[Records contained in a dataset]
☆ ☆ ☆
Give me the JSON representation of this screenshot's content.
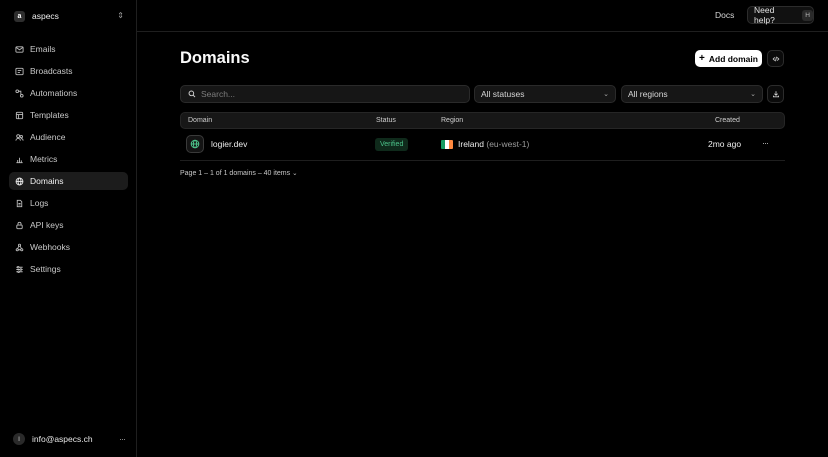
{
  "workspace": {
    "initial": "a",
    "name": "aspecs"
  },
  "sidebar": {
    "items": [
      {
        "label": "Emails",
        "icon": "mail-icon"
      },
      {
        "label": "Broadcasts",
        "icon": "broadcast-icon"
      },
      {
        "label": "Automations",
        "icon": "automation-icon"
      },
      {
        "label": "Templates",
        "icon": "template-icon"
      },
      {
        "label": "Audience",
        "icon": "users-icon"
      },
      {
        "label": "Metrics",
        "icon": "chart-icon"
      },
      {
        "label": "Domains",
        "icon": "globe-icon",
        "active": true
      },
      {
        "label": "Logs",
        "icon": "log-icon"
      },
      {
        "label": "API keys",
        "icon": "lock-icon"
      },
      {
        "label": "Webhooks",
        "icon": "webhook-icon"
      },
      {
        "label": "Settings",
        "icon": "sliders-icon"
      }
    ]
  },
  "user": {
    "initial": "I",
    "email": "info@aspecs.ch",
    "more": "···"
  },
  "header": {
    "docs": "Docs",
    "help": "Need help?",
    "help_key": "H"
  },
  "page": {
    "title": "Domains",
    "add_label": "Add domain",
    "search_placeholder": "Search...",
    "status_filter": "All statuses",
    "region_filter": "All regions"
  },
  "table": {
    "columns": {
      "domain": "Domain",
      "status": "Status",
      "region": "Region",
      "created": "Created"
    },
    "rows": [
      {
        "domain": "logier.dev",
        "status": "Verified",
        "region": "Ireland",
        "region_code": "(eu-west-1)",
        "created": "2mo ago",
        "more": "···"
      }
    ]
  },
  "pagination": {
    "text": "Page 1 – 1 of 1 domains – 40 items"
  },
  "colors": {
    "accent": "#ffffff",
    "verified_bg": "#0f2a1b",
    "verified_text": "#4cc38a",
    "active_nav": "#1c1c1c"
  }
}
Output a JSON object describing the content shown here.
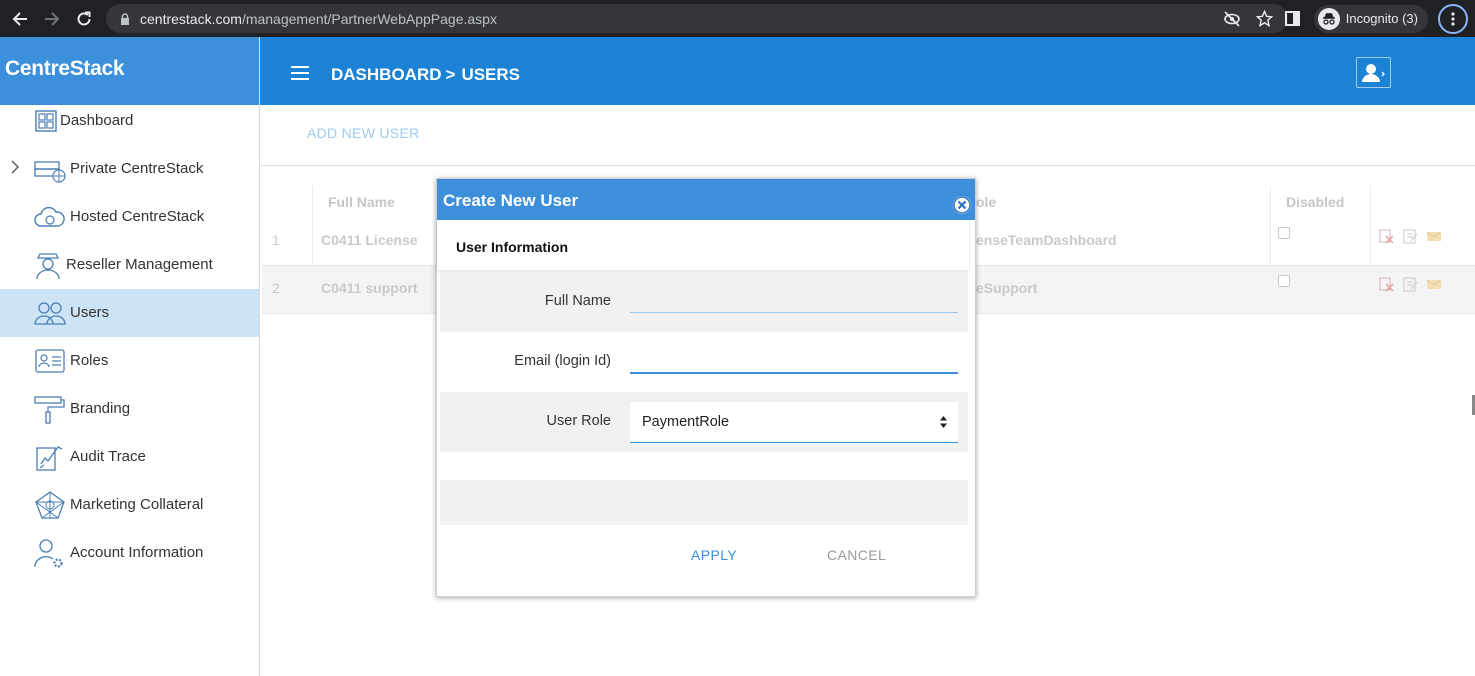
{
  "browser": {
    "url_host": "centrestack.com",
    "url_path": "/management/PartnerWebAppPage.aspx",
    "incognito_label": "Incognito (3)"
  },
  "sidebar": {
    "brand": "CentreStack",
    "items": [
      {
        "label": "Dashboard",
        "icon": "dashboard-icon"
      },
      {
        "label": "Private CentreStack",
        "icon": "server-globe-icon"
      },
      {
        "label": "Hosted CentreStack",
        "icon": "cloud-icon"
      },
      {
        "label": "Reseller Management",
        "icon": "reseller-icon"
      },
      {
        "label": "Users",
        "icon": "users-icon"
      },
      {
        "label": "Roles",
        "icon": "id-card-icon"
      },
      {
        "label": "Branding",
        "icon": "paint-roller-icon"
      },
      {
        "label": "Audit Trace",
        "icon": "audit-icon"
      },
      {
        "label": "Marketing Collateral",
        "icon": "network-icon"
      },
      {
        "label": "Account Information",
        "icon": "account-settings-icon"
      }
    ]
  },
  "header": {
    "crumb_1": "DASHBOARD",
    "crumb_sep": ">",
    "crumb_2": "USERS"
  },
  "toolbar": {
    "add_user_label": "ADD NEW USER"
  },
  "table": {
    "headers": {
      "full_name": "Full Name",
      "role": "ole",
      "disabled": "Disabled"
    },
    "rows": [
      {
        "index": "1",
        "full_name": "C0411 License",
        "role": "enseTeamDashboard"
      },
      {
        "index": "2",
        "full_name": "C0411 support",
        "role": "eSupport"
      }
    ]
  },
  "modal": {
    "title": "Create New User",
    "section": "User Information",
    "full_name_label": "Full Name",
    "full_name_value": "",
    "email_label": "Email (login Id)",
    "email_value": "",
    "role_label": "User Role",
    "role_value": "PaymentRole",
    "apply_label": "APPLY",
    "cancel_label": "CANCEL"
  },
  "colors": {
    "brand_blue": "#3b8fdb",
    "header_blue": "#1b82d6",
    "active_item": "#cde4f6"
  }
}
☆ ☆ ☆
• **Set exercise**
Omit the pictures and retype exactly the lines from the one with "Output a JSON" through the final line, both ends included.

• **Solved problem**
Output a JSON object describing the content shown here.
{
  "browser": {
    "url_host": "centrestack.com",
    "url_path": "/management/PartnerWebAppPage.aspx",
    "incognito_label": "Incognito (3)"
  },
  "sidebar": {
    "brand": "CentreStack",
    "items": [
      {
        "label": "Dashboard",
        "icon": "dashboard-icon"
      },
      {
        "label": "Private CentreStack",
        "icon": "server-globe-icon"
      },
      {
        "label": "Hosted CentreStack",
        "icon": "cloud-icon"
      },
      {
        "label": "Reseller Management",
        "icon": "reseller-icon"
      },
      {
        "label": "Users",
        "icon": "users-icon"
      },
      {
        "label": "Roles",
        "icon": "id-card-icon"
      },
      {
        "label": "Branding",
        "icon": "paint-roller-icon"
      },
      {
        "label": "Audit Trace",
        "icon": "audit-icon"
      },
      {
        "label": "Marketing Collateral",
        "icon": "network-icon"
      },
      {
        "label": "Account Information",
        "icon": "account-settings-icon"
      }
    ]
  },
  "header": {
    "crumb_1": "DASHBOARD",
    "crumb_sep": ">",
    "crumb_2": "USERS"
  },
  "toolbar": {
    "add_user_label": "ADD NEW USER"
  },
  "table": {
    "headers": {
      "full_name": "Full Name",
      "role": "ole",
      "disabled": "Disabled"
    },
    "rows": [
      {
        "index": "1",
        "full_name": "C0411 License",
        "role": "enseTeamDashboard"
      },
      {
        "index": "2",
        "full_name": "C0411 support",
        "role": "eSupport"
      }
    ]
  },
  "modal": {
    "title": "Create New User",
    "section": "User Information",
    "full_name_label": "Full Name",
    "full_name_value": "",
    "email_label": "Email (login Id)",
    "email_value": "",
    "role_label": "User Role",
    "role_value": "PaymentRole",
    "apply_label": "APPLY",
    "cancel_label": "CANCEL"
  },
  "colors": {
    "brand_blue": "#3b8fdb",
    "header_blue": "#1b82d6",
    "active_item": "#cde4f6"
  }
}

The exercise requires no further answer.